What this task involves:
Copy every line of the material below exactly as it appears, leaving out the pictures.

begin Data entries

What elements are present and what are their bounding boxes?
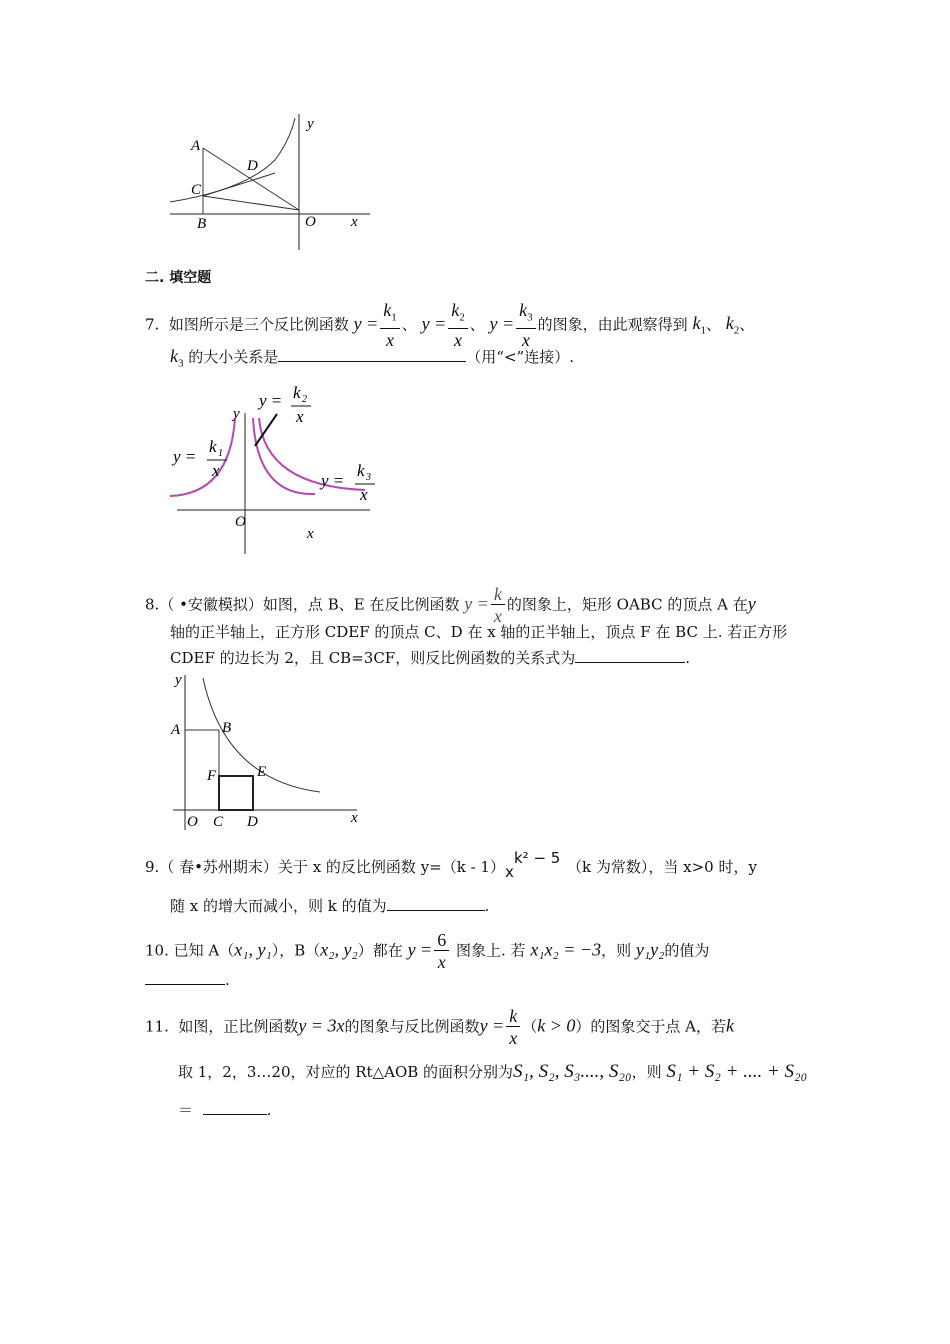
answer-blank[interactable] (203, 1100, 267, 1115)
svg-text:O: O (187, 814, 198, 830)
svg-text:y: y (233, 406, 240, 422)
question-7: 7. 如图所示是三个反比例函数 y = $\frac{k_1}{x}$ 、 y = $\frac{k_2}{x}$ 、 y = $\frac{k_3}{x}$ 的图象，由此观察得到 $k_1$、 $k_2$、 (145, 300, 755, 350)
curve (170, 118, 295, 202)
figure-1 (165, 110, 375, 252)
svg-text:y =: y = (259, 391, 283, 410)
question-10-line2: . (145, 970, 230, 990)
svg-text:x: x (360, 485, 368, 504)
svg-text:D: D (247, 158, 258, 174)
svg-text:k: k (293, 383, 301, 402)
svg-text:k: k (357, 461, 365, 480)
svg-text:E: E (257, 764, 267, 780)
svg-text:B: B (222, 720, 232, 736)
answer-blank[interactable] (145, 970, 225, 985)
svg-text:C: C (213, 814, 224, 830)
svg-text:O: O (235, 514, 246, 530)
question-8-line3: CDEF 的边长为 2，且 CB=3CF，则反比例函数的关系式为 . (170, 649, 690, 667)
svg-text:1: 1 (218, 448, 223, 459)
svg-text:x: x (351, 214, 358, 230)
section-title: 二. 填空题 (145, 270, 212, 286)
svg-text:B: B (197, 216, 207, 232)
svg-text:x: x (296, 407, 304, 426)
svg-text:y =: y = (321, 471, 345, 490)
svg-text:x: x (212, 461, 220, 480)
svg-text:y: y (307, 116, 314, 132)
svg-text:A: A (171, 722, 181, 738)
question-11: 11. 如图，正比例函数y = 3x的图象与反比例函数y = $\frac{k}{x}$ （k > 0）的图象交于点 A，若k (145, 1006, 734, 1048)
figure-2 (165, 378, 380, 556)
svg-text:k: k (209, 437, 217, 456)
question-10: 10. 已知 A（x₁, y₁），B（x₂, y₂）都在 y = $\frac{6}{x}$ 图象上. 若 x₁x₂ = −3，则 y₁y₂的值为 (145, 930, 710, 972)
question-9-line2: 随 x 的增大而减小，则 k 的值为 . (170, 897, 490, 915)
question-11-line2: 取 1，2，3…20，对应的 Rt△AOB 的面积分别为S₁, S₂, S₃...., S₂₀，则 S₁ + S₂ + .... + S₂₀ (178, 1061, 808, 1082)
svg-text:x: x (307, 526, 314, 542)
svg-text:y: y (175, 672, 182, 688)
svg-text:3: 3 (366, 472, 371, 483)
question-8: 8.（ •安徽模拟）如图，点 B、E 在反比例函数 y = $\frac{k}{x}$ 的图象上，矩形 OABC 的顶点 A 在y (145, 584, 756, 626)
svg-text:D: D (247, 814, 258, 830)
question-8-line2: 轴的正半轴上，正方形 CDEF 的顶点 C、D 在 x 轴的正半轴上，顶点 F 在 BC 上. 若正方形 (170, 623, 788, 641)
question-11-line3: ＝ . (178, 1101, 272, 1119)
svg-text:F: F (207, 768, 217, 784)
svg-text:x: x (351, 810, 358, 826)
svg-text:2: 2 (302, 394, 307, 405)
figure-3 (165, 670, 365, 835)
answer-blank[interactable] (387, 896, 485, 911)
question-9: 9.（ 春•苏州期末）关于 x 的反比例函数 y=（k - 1） x k² − 5 （k 为常数），当 x>0 时，y (145, 849, 757, 881)
svg-text:A: A (191, 138, 201, 154)
answer-blank[interactable] (278, 347, 466, 362)
svg-text:C: C (191, 182, 202, 198)
svg-text:O: O (305, 214, 316, 230)
question-7-line2: $k_3$ 的大小关系是 （用“<”连接）. (170, 346, 574, 370)
svg-text:y =: y = (173, 447, 197, 466)
answer-blank[interactable] (575, 648, 685, 663)
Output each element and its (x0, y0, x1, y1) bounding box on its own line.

end Data entries

Task answer:
What elements are present and what are their bounding boxes?
answer-blank[interactable] (203, 1100, 267, 1115)
svg-text:O: O (187, 814, 198, 830)
svg-text:y: y (233, 406, 240, 422)
question-7: 7. 如图所示是三个反比例函数 y = $\frac{k_1}{x}$ 、 y = $\frac{k_2}{x}$ 、 y = $\frac{k_3}{x}$ 的图象，由此观察得到 $k_1$、 $k_2$、 (145, 300, 755, 350)
curve (170, 118, 295, 202)
figure-1 (165, 110, 375, 252)
svg-text:y =: y = (259, 391, 283, 410)
question-10-line2: . (145, 970, 230, 990)
svg-text:x: x (360, 485, 368, 504)
svg-text:D: D (247, 158, 258, 174)
svg-text:k: k (293, 383, 301, 402)
svg-text:k: k (357, 461, 365, 480)
svg-text:E: E (257, 764, 267, 780)
svg-text:B: B (222, 720, 232, 736)
answer-blank[interactable] (145, 970, 225, 985)
svg-text:C: C (213, 814, 224, 830)
svg-text:O: O (235, 514, 246, 530)
question-8-line3: CDEF 的边长为 2，且 CB=3CF，则反比例函数的关系式为 . (170, 649, 690, 667)
svg-text:1: 1 (218, 448, 223, 459)
svg-text:x: x (351, 214, 358, 230)
section-title: 二. 填空题 (145, 270, 212, 286)
svg-text:B: B (197, 216, 207, 232)
svg-text:x: x (296, 407, 304, 426)
svg-text:y =: y = (321, 471, 345, 490)
svg-text:x: x (212, 461, 220, 480)
svg-text:y: y (307, 116, 314, 132)
svg-text:A: A (171, 722, 181, 738)
question-11: 11. 如图，正比例函数y = 3x的图象与反比例函数y = $\frac{k}{x}$ （k > 0）的图象交于点 A，若k (145, 1006, 734, 1048)
figure-2 (165, 378, 380, 556)
svg-text:k: k (209, 437, 217, 456)
question-10: 10. 已知 A（x₁, y₁），B（x₂, y₂）都在 y = $\frac{6}{x}$ 图象上. 若 x₁x₂ = −3，则 y₁y₂的值为 (145, 930, 710, 972)
question-9-line2: 随 x 的增大而减小，则 k 的值为 . (170, 897, 490, 915)
question-11-line2: 取 1，2，3…20，对应的 Rt△AOB 的面积分别为S₁, S₂, S₃...., S₂₀，则 S₁ + S₂ + .... + S₂₀ (178, 1061, 808, 1082)
svg-text:x: x (307, 526, 314, 542)
svg-text:y: y (175, 672, 182, 688)
svg-text:3: 3 (366, 472, 371, 483)
question-8: 8.（ •安徽模拟）如图，点 B、E 在反比例函数 y = $\frac{k}{x}$ 的图象上，矩形 OABC 的顶点 A 在y (145, 584, 756, 626)
svg-text:D: D (247, 814, 258, 830)
question-8-line2: 轴的正半轴上，正方形 CDEF 的顶点 C、D 在 x 轴的正半轴上，顶点 F 在 BC 上. 若正方形 (170, 623, 788, 641)
question-11-line3: ＝ . (178, 1101, 272, 1119)
svg-text:F: F (207, 768, 217, 784)
svg-text:x: x (351, 810, 358, 826)
svg-text:2: 2 (302, 394, 307, 405)
figure-3 (165, 670, 365, 835)
answer-blank[interactable] (387, 896, 485, 911)
question-9: 9.（ 春•苏州期末）关于 x 的反比例函数 y=（k - 1） x k² − 5 （k 为常数），当 x>0 时，y (145, 849, 757, 881)
svg-text:A: A (191, 138, 201, 154)
answer-blank[interactable] (278, 347, 466, 362)
svg-text:C: C (191, 182, 202, 198)
svg-text:O: O (305, 214, 316, 230)
question-7-line2: $k_3$ 的大小关系是 （用“<”连接）. (170, 346, 574, 370)
svg-text:y =: y = (173, 447, 197, 466)
answer-blank[interactable] (575, 648, 685, 663)
Output each element and its (x0, y0, x1, y1) bounding box on its own line.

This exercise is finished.